-- Dataset excerpts start --

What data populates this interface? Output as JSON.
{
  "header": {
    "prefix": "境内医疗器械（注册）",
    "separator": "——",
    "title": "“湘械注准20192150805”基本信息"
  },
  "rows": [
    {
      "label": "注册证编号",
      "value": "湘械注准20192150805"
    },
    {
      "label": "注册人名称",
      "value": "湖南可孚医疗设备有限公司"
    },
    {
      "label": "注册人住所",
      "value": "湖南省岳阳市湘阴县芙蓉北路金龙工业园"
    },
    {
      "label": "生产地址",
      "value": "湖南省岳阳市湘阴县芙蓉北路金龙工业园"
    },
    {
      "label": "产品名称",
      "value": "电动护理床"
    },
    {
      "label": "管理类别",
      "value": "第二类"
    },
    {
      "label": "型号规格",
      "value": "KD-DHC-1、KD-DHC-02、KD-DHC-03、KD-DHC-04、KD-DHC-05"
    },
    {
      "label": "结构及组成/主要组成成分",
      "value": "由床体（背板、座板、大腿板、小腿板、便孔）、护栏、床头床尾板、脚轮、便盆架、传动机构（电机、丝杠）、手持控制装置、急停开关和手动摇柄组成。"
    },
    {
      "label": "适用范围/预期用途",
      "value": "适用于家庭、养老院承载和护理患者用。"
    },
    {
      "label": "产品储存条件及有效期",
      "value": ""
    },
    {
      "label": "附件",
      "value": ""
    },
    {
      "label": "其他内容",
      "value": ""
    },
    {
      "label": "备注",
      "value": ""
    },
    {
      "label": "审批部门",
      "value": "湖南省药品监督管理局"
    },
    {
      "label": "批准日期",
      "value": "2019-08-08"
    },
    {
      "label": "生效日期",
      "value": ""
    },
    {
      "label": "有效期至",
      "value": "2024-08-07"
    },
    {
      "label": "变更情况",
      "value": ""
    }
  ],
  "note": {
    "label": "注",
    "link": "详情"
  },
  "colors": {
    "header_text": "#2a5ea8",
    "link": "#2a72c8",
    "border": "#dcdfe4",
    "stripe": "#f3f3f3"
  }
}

-- Dataset excerpts end --
-- Dataset excerpts start --

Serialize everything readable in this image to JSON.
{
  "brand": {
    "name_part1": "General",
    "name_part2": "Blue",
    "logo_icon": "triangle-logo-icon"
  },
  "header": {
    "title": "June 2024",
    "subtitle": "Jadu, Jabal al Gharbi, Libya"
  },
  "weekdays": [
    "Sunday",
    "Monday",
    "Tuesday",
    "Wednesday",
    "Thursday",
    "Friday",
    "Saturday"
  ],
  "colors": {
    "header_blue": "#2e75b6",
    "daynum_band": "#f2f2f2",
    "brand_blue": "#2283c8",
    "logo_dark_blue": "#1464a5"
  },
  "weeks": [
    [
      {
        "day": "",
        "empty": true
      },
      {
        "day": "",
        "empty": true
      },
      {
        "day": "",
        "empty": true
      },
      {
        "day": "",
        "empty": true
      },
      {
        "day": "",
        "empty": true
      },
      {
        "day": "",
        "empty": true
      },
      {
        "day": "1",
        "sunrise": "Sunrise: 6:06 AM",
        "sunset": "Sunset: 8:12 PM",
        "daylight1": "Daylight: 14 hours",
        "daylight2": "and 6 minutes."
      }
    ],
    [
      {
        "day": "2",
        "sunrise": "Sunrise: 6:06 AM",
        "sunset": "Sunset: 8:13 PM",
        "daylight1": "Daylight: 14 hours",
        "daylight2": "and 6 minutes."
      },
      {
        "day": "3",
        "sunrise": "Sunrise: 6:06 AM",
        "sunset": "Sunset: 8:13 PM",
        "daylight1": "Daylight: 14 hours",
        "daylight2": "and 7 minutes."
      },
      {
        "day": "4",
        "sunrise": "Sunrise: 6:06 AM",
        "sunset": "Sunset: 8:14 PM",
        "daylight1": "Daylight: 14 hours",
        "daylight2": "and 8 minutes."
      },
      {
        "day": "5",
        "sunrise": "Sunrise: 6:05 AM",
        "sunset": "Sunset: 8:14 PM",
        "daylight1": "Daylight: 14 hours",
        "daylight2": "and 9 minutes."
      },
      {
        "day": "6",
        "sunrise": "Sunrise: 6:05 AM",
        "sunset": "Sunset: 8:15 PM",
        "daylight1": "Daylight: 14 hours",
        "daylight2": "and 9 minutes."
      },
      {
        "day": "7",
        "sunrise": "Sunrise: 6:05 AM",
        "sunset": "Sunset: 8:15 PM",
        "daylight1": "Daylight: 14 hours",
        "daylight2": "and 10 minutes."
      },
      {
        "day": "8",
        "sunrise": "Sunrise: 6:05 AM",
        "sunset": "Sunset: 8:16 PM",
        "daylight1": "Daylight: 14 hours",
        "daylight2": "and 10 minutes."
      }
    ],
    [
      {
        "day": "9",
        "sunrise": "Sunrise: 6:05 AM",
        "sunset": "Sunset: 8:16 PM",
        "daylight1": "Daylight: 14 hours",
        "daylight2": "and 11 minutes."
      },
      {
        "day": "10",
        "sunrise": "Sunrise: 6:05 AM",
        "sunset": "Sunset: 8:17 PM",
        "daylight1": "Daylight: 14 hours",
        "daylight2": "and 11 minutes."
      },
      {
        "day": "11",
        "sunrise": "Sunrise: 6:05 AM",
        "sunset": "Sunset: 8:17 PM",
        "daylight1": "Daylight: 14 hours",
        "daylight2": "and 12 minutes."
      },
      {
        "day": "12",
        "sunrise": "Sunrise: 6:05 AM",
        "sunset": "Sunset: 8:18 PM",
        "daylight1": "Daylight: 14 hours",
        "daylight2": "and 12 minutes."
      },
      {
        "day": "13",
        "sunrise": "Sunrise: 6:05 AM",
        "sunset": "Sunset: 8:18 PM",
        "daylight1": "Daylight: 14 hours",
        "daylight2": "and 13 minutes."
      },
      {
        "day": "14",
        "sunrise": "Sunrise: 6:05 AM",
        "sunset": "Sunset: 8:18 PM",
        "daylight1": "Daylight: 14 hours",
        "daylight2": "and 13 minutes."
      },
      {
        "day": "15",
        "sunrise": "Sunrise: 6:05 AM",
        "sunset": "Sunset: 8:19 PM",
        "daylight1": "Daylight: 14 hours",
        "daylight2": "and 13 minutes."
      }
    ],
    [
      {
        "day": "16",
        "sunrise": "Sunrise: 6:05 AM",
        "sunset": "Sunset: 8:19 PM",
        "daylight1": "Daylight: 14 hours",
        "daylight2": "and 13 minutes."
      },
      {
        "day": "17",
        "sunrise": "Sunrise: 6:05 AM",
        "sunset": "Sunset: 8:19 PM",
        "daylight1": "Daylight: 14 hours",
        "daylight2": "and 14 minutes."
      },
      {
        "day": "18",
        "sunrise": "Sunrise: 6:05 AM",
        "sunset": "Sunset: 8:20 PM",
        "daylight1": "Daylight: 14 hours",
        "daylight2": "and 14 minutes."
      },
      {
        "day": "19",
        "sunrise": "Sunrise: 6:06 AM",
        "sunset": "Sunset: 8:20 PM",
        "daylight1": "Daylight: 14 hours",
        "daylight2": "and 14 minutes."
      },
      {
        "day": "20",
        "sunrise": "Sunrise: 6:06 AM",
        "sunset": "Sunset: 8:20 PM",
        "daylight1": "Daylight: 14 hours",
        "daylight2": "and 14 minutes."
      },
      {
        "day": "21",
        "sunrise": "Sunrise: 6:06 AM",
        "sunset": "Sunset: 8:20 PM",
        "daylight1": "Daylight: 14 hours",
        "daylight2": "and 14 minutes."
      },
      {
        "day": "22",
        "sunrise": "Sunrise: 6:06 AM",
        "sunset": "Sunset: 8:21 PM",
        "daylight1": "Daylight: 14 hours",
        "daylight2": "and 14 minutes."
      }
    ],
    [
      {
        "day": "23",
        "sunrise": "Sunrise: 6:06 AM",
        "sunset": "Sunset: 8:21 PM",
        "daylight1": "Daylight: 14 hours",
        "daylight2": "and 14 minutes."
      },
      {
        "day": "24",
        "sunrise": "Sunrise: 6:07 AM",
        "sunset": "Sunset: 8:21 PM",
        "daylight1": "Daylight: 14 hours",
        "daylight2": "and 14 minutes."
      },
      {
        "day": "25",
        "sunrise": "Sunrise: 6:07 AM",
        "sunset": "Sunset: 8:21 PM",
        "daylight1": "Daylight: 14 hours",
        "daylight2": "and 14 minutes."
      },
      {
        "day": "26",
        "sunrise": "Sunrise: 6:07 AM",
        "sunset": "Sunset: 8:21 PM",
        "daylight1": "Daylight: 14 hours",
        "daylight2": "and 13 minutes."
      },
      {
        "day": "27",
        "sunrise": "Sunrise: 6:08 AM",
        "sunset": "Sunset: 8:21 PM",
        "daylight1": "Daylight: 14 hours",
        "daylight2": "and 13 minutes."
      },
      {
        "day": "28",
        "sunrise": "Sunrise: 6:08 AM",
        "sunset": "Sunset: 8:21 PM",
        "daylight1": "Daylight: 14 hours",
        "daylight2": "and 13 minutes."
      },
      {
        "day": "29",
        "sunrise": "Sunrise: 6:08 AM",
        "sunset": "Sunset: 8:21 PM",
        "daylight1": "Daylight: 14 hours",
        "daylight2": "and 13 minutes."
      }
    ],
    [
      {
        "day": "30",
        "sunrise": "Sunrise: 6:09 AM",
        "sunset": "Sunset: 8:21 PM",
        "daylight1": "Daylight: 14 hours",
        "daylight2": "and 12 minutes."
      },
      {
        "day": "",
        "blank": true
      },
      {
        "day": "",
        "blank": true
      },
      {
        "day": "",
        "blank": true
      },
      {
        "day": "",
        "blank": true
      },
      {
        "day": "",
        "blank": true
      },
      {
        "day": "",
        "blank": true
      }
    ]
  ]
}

-- Dataset excerpts end --

# Problem statement:
Copy each line from the records above that includes the string "JSON".

# Completed exercise:
What data populates this interface? Output as JSON.
Serialize everything readable in this image to JSON.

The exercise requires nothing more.